▶ _GIVEN DATA_:
○ ○ ○
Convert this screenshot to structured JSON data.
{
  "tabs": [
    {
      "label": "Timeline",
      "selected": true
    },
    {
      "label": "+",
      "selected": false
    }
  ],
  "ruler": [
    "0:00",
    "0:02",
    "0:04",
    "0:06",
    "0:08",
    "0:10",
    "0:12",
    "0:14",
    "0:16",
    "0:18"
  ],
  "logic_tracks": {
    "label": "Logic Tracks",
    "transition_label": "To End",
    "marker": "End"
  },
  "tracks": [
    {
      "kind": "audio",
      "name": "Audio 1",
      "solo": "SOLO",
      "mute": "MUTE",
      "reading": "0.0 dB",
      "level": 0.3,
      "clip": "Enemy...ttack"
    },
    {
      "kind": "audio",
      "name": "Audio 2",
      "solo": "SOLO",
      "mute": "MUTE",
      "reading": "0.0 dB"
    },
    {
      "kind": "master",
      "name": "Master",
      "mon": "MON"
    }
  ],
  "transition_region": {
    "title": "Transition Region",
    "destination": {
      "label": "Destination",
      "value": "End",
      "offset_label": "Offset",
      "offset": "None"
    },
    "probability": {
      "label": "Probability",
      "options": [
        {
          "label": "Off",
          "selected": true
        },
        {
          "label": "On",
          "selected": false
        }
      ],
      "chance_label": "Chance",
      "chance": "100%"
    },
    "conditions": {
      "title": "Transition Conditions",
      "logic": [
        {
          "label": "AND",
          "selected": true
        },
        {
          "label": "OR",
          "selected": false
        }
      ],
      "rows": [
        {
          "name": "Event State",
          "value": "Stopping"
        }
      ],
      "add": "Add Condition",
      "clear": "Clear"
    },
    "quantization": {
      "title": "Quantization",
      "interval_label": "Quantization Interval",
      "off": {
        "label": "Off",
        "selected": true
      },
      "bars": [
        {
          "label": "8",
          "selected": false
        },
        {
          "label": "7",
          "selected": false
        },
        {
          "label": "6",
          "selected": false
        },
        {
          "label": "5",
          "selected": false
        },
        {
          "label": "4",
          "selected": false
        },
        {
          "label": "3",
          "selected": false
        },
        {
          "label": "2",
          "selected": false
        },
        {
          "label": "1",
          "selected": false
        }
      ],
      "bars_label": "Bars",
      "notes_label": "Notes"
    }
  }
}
○ ○ ○
▶ _GIVEN EXERCISE_:
Make an exact copy of the material above.

▶ _RESPONSE TO THE EXERCISE_:
Convert this screenshot to structured JSON data.
{
  "tabs": [
    {
      "label": "Timeline",
      "selected": true
    },
    {
      "label": "+",
      "selected": false
    }
  ],
  "ruler": [
    "0:00",
    "0:02",
    "0:04",
    "0:06",
    "0:08",
    "0:10",
    "0:12",
    "0:14",
    "0:16",
    "0:18"
  ],
  "logic_tracks": {
    "label": "Logic Tracks",
    "transition_label": "To End",
    "marker": "End"
  },
  "tracks": [
    {
      "kind": "audio",
      "name": "Audio 1",
      "solo": "SOLO",
      "mute": "MUTE",
      "reading": "0.0 dB",
      "level": 0.3,
      "clip": "Enemy...ttack"
    },
    {
      "kind": "audio",
      "name": "Audio 2",
      "solo": "SOLO",
      "mute": "MUTE",
      "reading": "0.0 dB"
    },
    {
      "kind": "master",
      "name": "Master",
      "mon": "MON"
    }
  ],
  "transition_region": {
    "title": "Transition Region",
    "destination": {
      "label": "Destination",
      "value": "End",
      "offset_label": "Offset",
      "offset": "None"
    },
    "probability": {
      "label": "Probability",
      "options": [
        {
          "label": "Off",
          "selected": true
        },
        {
          "label": "On",
          "selected": false
        }
      ],
      "chance_label": "Chance",
      "chance": "100%"
    },
    "conditions": {
      "title": "Transition Conditions",
      "logic": [
        {
          "label": "AND",
          "selected": true
        },
        {
          "label": "OR",
          "selected": false
        }
      ],
      "rows": [
        {
          "name": "Event State",
          "value": "Stopping"
        }
      ],
      "add": "Add Condition",
      "clear": "Clear"
    },
    "quantization": {
      "title": "Quantization",
      "interval_label": "Quantization Interval",
      "off": {
        "label": "Off",
        "selected": true
      },
      "bars": [
        {
          "label": "8",
          "selected": false
        },
        {
          "label": "7",
          "selected": false
        },
        {
          "label": "6",
          "selected": false
        },
        {
          "label": "5",
          "selected": false
        },
        {
          "label": "4",
          "selected": false
        },
        {
          "label": "3",
          "selected": false
        },
        {
          "label": "2",
          "selected": false
        },
        {
          "label": "1",
          "selected": false
        }
      ],
      "bars_label": "Bars",
      "notes_label": "Notes"
    }
  }
}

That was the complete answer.